▸ **GOAL**
Take from the listing each line that has the string "画出线段".

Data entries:
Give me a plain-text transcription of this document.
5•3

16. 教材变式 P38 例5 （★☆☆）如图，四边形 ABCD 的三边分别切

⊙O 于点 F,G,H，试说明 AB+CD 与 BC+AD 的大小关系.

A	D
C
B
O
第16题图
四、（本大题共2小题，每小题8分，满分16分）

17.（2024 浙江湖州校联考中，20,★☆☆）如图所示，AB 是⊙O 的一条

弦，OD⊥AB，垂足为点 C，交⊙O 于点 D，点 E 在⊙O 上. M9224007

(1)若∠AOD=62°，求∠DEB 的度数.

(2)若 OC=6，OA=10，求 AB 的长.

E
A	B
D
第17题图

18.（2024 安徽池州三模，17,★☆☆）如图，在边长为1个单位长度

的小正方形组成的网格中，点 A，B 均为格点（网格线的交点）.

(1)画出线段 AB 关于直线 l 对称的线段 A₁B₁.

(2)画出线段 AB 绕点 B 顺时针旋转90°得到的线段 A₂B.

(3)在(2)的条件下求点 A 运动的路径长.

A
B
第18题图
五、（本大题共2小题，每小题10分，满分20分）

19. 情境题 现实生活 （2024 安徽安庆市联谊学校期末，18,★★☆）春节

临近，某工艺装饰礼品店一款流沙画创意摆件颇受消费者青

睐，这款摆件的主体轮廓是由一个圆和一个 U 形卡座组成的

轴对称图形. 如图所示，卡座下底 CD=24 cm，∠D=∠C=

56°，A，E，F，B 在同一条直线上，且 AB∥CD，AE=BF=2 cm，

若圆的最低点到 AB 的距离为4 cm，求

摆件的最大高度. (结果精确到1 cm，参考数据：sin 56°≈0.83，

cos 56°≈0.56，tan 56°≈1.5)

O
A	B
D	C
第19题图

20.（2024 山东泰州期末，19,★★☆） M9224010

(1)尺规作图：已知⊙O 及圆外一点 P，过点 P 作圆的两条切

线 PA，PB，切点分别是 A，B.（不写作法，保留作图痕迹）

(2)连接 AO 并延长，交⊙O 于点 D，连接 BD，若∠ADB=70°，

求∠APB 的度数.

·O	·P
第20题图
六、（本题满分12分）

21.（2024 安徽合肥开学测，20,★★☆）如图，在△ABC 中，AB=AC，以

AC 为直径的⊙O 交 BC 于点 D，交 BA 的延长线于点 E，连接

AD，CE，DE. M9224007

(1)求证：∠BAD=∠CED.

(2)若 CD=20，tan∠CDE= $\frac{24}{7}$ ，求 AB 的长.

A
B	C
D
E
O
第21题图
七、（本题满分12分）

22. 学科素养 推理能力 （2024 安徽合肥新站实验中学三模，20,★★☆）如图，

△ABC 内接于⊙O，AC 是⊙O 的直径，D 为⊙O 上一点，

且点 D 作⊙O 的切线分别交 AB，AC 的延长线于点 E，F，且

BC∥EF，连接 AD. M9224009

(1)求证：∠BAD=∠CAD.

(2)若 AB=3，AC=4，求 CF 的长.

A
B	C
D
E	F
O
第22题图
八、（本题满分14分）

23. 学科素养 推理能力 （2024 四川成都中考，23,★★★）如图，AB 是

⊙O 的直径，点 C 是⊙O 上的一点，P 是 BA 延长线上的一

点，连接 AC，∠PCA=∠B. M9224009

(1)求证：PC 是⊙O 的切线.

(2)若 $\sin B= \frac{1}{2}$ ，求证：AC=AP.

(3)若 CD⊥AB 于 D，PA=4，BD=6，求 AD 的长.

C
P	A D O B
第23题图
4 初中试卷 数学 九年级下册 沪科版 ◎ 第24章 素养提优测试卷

▸ **RESPONSE TO THIS EXERCISE**
(1)画出线段 AB 关于直线 l 对称的线段 A₁B₁.
(2)画出线段 AB 绕点 B 顺时针旋转90°得到的线段 A₂B.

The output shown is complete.